TEXT EXCERPT ▸

Shuster CB, Burgess DR - J. Cell Biol. (1999)

Bottom Line: To determine whether cortical-associated p34(cdc2) influences cortical myosin II activity during cytokinesis, we labeled eggs in vivo with [(32)P]orthophosphate, prepared cortices, and mapped LC20 phosphorylation through the first cell division.We found no evidence of serine 1,2 phosphorylation at any time during mitosis on LC20 from cortically associated myosin.These results suggest that factors independent of myosin II inactivation, such as the delivery of the cleavage stimulus to the cortex, determine the timing of cytokinesis.

View Article: PubMed Central - PubMed

Affiliation: Department of Biological Sciences, University of Pittsburgh, Pittsburgh, Pennsylvania 15260, USA.

PROBLEM 1 ▸ From the excerpt on cytokinesis, output the passage starting at "Bottom Line: To" and ending at "Pennsylvania 15260, USA.".
PROBLEM 2 ▸ In the excerpt on cytokinesis, what phosphorylation did the authors find no evidence of on LC20 from cortically associated myosin?
PROBLEM 3 ▸
Decide whether each statement agrees with the excerpt on cytokinesis, and answer yes or no with the deciding words quoted from it.
(a) The eggs were labeled in vivo.
(b) LC20 phosphorylation was mapped only up to the start of mitosis.
(c) The results point to myosin II inactivation as what determines the timing of cytokinesis.

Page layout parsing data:
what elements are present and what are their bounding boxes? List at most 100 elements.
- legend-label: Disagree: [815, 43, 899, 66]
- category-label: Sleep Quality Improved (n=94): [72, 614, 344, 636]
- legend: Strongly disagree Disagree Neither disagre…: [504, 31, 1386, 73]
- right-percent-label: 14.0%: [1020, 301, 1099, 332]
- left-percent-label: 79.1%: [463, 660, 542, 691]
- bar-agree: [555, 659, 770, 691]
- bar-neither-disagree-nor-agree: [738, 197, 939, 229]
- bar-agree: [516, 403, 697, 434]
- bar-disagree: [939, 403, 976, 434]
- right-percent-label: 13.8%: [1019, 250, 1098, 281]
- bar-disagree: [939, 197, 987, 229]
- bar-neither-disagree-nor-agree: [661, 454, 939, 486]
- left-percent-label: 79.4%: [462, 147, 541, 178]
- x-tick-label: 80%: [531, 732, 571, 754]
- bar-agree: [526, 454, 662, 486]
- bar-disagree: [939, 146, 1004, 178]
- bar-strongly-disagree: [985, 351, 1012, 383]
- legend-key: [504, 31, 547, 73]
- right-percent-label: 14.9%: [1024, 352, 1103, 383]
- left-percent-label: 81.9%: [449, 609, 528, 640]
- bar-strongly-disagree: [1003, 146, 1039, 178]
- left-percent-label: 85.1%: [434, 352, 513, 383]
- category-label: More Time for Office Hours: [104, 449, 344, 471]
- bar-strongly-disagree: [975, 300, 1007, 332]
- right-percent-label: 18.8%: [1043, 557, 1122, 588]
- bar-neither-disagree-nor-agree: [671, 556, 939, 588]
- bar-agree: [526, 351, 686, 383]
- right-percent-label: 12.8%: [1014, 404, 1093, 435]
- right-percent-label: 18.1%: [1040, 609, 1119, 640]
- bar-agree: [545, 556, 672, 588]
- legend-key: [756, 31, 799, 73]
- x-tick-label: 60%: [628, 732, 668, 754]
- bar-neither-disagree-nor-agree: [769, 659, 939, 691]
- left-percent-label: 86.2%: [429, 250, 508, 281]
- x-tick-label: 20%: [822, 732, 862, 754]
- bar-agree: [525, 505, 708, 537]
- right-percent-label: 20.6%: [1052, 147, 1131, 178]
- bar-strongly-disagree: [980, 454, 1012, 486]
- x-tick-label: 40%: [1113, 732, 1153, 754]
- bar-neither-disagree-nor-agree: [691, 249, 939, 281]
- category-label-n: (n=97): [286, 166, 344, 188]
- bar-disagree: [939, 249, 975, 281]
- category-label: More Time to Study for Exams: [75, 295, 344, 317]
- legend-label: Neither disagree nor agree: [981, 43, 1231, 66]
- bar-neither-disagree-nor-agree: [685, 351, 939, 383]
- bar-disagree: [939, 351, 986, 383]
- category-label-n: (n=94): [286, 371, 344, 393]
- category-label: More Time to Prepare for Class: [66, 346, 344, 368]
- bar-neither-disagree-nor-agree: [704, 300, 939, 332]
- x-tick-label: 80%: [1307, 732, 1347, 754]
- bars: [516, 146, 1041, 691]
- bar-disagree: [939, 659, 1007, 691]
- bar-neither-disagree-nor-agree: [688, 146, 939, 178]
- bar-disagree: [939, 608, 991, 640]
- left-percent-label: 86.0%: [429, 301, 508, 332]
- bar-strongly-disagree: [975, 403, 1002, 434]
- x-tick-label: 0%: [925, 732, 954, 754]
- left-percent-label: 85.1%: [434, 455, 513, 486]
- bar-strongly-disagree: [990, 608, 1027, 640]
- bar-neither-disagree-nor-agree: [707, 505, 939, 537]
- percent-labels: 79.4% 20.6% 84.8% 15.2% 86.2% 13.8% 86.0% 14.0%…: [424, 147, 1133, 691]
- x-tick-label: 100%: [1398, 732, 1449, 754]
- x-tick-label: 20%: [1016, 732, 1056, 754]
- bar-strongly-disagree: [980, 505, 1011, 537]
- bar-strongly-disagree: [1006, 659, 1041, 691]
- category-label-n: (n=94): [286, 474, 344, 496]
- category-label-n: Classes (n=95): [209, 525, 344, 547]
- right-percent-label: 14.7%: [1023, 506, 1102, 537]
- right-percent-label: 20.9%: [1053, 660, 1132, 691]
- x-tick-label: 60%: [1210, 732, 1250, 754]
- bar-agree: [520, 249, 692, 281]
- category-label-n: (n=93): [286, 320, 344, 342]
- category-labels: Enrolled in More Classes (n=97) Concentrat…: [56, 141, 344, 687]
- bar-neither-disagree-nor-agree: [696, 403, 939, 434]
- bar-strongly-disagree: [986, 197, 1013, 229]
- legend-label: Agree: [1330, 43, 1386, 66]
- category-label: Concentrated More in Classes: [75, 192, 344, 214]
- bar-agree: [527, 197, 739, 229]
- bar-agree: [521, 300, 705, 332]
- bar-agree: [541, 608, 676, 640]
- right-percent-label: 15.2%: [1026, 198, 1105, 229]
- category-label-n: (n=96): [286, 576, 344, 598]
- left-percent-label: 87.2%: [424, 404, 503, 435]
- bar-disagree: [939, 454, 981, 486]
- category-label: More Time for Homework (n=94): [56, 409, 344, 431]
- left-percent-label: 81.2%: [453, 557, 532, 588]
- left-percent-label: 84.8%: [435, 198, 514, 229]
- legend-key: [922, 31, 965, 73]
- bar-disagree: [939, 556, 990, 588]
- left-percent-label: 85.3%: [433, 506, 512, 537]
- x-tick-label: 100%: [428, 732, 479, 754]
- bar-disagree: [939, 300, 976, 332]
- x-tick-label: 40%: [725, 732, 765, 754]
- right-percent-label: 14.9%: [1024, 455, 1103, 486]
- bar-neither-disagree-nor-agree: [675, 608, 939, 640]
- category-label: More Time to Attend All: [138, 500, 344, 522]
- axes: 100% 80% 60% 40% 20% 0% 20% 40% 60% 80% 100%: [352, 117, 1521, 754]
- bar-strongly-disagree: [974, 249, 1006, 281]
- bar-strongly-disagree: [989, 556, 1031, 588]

ANSWER BOX 1 ▸
Bottom Line: To determine whether cortical-associated p34(cdc2) influences cortical myosin II activity during cytokinesis, we labeled eggs in vivo with [(32)P]orthophosphate, prepared cortices, and mapped LC20 phosphorylation through the first cell division.We found no evidence of serine 1,2 phosphorylation at any time during mitosis on LC20 from cortically associated myosin.These results suggest that factors independent of myosin II inactivation, such as the delivery of the cleavage stimulus to the cortex, determine the timing of cytokinesis.

View Article: PubMed Central - PubMed

Affiliation: Department of Biological Sciences, University of Pittsburgh, Pittsburgh, Pennsylvania 15260, USA.

ANSWER BOX 2 ▸ Serine 1,2 phosphorylation.

ANSWER BOX 3 ▸
(a) Yes: "we labeled eggs in vivo with [(32)P]orthophosphate"
(b) No: "mapped LC20 phosphorylation through the first cell division"
(c) No: "factors independent of myosin II inactivation, such as the delivery of the cleavage stimulus to the cortex, determine the timing of cytokinesis"